Collected data:
══════════════════════════════
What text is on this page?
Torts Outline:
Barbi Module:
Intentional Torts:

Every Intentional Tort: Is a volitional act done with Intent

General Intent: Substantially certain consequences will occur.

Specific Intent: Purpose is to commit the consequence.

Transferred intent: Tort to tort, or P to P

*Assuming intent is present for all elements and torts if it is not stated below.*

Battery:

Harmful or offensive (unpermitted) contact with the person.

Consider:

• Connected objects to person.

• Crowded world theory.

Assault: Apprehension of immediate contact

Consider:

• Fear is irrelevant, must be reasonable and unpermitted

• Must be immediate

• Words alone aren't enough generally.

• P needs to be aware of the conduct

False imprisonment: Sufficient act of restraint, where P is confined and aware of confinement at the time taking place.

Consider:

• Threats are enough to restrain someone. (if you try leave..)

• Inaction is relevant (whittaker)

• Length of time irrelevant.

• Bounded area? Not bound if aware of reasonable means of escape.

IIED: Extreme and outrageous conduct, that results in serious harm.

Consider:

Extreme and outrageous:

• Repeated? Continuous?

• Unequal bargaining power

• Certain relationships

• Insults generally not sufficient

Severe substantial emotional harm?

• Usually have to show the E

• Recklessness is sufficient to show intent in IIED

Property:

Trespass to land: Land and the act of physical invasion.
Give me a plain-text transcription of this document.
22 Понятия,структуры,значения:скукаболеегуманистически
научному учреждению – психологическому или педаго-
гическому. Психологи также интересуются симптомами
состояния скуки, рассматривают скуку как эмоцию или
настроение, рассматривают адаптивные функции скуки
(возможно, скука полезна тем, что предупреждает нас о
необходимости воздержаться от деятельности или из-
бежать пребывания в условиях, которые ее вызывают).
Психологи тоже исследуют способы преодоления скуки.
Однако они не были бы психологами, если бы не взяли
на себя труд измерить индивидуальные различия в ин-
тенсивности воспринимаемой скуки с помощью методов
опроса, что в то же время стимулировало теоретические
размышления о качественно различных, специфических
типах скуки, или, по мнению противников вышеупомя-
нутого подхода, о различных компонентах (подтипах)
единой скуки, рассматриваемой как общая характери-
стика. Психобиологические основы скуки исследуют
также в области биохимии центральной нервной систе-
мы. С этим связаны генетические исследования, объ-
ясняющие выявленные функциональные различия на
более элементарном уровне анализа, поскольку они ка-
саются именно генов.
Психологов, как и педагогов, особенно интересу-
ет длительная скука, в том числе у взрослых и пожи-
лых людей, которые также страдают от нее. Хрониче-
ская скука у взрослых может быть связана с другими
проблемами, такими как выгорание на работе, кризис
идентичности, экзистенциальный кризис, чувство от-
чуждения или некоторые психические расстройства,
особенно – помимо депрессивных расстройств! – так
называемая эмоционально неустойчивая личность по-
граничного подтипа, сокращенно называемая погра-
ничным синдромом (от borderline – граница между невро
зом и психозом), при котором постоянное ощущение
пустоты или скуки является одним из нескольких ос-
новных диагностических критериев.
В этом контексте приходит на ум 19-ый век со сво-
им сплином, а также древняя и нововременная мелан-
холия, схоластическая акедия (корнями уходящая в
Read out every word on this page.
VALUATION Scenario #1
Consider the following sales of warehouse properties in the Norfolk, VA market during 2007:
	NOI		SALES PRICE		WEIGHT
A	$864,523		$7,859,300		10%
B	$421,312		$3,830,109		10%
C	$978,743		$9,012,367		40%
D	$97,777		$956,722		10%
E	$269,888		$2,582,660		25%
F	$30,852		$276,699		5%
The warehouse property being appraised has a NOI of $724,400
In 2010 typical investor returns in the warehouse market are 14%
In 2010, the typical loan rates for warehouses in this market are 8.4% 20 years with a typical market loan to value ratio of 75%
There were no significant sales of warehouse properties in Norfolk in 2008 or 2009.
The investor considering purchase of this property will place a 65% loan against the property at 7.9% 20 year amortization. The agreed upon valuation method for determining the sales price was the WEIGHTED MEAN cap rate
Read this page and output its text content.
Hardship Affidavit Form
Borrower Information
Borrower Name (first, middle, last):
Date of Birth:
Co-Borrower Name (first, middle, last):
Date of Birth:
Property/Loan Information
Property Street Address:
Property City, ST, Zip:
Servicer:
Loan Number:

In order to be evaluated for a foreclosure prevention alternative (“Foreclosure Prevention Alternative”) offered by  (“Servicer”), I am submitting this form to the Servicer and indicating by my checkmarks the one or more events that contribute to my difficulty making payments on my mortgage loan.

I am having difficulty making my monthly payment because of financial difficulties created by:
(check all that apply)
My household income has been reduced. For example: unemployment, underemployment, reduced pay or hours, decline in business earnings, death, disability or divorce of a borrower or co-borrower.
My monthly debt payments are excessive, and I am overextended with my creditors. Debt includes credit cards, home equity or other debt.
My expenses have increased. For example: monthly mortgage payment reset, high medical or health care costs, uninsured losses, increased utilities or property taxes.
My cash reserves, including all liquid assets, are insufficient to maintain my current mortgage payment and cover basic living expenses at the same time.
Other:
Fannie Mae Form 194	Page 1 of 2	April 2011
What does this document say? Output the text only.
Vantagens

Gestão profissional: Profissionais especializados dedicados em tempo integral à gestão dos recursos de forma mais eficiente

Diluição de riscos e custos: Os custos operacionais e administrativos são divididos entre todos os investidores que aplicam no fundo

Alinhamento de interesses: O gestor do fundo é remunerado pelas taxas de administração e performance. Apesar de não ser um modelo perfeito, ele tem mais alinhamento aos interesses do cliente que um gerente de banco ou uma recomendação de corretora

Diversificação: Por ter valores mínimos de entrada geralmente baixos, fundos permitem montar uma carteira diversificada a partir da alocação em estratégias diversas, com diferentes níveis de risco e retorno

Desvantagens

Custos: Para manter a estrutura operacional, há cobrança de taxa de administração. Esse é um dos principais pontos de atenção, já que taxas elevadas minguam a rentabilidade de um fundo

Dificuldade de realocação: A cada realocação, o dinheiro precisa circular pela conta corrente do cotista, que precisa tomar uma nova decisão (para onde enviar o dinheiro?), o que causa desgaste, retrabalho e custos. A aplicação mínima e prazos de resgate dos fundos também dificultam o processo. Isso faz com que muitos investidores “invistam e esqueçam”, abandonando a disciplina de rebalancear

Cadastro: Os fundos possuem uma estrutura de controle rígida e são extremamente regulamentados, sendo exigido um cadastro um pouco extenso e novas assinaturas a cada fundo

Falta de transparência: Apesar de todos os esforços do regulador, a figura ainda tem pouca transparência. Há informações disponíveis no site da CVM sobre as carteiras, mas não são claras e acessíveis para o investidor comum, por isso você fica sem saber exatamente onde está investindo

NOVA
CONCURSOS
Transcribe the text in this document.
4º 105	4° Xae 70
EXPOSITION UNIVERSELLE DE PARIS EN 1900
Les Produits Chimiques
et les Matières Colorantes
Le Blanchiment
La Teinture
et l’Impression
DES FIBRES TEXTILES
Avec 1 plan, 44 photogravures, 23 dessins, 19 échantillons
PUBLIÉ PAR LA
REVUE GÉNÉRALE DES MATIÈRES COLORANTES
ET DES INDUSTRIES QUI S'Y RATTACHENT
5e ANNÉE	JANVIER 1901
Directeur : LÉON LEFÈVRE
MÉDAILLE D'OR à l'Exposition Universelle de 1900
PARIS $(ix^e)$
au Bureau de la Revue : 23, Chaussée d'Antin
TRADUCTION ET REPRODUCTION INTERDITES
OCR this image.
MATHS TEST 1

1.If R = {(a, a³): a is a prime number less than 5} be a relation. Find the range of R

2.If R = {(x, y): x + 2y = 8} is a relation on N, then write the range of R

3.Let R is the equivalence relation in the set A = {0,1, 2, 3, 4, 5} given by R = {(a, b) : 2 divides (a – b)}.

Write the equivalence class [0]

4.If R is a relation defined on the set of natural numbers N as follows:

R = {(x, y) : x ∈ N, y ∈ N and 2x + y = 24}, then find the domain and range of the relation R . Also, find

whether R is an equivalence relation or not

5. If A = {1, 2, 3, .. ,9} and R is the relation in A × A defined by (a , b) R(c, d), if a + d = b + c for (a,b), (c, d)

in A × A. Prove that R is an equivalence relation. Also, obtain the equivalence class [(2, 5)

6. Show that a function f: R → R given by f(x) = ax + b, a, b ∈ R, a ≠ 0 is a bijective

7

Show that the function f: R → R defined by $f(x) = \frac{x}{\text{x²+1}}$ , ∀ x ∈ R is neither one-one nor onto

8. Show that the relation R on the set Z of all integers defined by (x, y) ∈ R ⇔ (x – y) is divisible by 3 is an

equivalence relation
══════════════════════════════
Exercise brief:
Check every line in the material above for the string "кризис", then give only the number of lines that have it.

Finished task:
2